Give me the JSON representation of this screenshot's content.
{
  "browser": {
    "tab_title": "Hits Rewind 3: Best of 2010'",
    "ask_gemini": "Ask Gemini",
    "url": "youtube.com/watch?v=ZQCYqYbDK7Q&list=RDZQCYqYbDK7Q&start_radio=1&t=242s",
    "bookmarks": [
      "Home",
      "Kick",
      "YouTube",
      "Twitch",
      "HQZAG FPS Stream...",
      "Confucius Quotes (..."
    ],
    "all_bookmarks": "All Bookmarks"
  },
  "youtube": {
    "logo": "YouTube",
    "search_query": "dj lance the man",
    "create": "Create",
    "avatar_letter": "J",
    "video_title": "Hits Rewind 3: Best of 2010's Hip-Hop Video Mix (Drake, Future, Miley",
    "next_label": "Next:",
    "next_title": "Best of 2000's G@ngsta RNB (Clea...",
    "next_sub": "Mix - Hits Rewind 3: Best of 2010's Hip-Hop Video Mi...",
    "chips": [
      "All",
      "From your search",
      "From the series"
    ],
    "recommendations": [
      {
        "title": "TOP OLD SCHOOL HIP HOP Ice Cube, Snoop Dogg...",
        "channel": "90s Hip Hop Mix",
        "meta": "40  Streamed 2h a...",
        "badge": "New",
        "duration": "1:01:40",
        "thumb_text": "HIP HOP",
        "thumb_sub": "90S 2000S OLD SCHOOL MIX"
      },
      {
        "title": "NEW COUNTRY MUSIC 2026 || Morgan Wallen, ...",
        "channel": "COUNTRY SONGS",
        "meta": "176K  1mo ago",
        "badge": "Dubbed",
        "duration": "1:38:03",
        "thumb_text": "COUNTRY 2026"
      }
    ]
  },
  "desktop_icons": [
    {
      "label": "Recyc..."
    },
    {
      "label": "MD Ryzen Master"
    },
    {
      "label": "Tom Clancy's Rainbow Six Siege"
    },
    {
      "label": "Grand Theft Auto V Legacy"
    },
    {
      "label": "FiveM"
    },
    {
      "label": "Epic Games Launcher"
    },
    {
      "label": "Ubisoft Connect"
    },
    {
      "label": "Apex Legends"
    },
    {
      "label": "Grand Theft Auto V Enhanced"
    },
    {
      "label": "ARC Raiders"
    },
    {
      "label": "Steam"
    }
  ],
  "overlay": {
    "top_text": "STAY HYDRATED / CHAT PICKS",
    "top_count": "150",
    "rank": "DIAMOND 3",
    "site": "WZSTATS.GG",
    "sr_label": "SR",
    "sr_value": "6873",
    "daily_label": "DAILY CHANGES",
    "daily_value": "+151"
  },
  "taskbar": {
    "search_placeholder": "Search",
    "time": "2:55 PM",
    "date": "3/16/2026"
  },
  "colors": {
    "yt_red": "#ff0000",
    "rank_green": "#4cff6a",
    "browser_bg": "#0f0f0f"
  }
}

What is asked: Word for word, write out the data.

Answer to the problem:
Give me the JSON representation of this screenshot's content.
{
  "browser": {
    "tab_title": "Hits Rewind 3: Best of 2010'",
    "ask_gemini": "Ask Gemini",
    "url": "youtube.com/watch?v=ZQCYqYbDK7Q&list=RDZQCYqYbDK7Q&start_radio=1&t=242s",
    "bookmarks": [
      "Home",
      "Kick",
      "YouTube",
      "Twitch",
      "HQZAG FPS Stream...",
      "Confucius Quotes (..."
    ],
    "all_bookmarks": "All Bookmarks"
  },
  "youtube": {
    "logo": "YouTube",
    "search_query": "dj lance the man",
    "create": "Create",
    "avatar_letter": "J",
    "video_title": "Hits Rewind 3: Best of 2010's Hip-Hop Video Mix (Drake, Future, Miley",
    "next_label": "Next:",
    "next_title": "Best of 2000's G@ngsta RNB (Clea...",
    "next_sub": "Mix - Hits Rewind 3: Best of 2010's Hip-Hop Video Mi...",
    "chips": [
      "All",
      "From your search",
      "From the series"
    ],
    "recommendations": [
      {
        "title": "TOP OLD SCHOOL HIP HOP Ice Cube, Snoop Dogg...",
        "channel": "90s Hip Hop Mix",
        "meta": "40  Streamed 2h a...",
        "badge": "New",
        "duration": "1:01:40",
        "thumb_text": "HIP HOP",
        "thumb_sub": "90S 2000S OLD SCHOOL MIX"
      },
      {
        "title": "NEW COUNTRY MUSIC 2026 || Morgan Wallen, ...",
        "channel": "COUNTRY SONGS",
        "meta": "176K  1mo ago",
        "badge": "Dubbed",
        "duration": "1:38:03",
        "thumb_text": "COUNTRY 2026"
      }
    ]
  },
  "desktop_icons": [
    {
      "label": "Recyc..."
    },
    {
      "label": "MD Ryzen Master"
    },
    {
      "label": "Tom Clancy's Rainbow Six Siege"
    },
    {
      "label": "Grand Theft Auto V Legacy"
    },
    {
      "label": "FiveM"
    },
    {
      "label": "Epic Games Launcher"
    },
    {
      "label": "Ubisoft Connect"
    },
    {
      "label": "Apex Legends"
    },
    {
      "label": "Grand Theft Auto V Enhanced"
    },
    {
      "label": "ARC Raiders"
    },
    {
      "label": "Steam"
    }
  ],
  "overlay": {
    "top_text": "STAY HYDRATED / CHAT PICKS",
    "top_count": "150",
    "rank": "DIAMOND 3",
    "site": "WZSTATS.GG",
    "sr_label": "SR",
    "sr_value": "6873",
    "daily_label": "DAILY CHANGES",
    "daily_value": "+151"
  },
  "taskbar": {
    "search_placeholder": "Search",
    "time": "2:55 PM",
    "date": "3/16/2026"
  },
  "colors": {
    "yt_red": "#ff0000",
    "rank_green": "#4cff6a",
    "browser_bg": "#0f0f0f"
  }
}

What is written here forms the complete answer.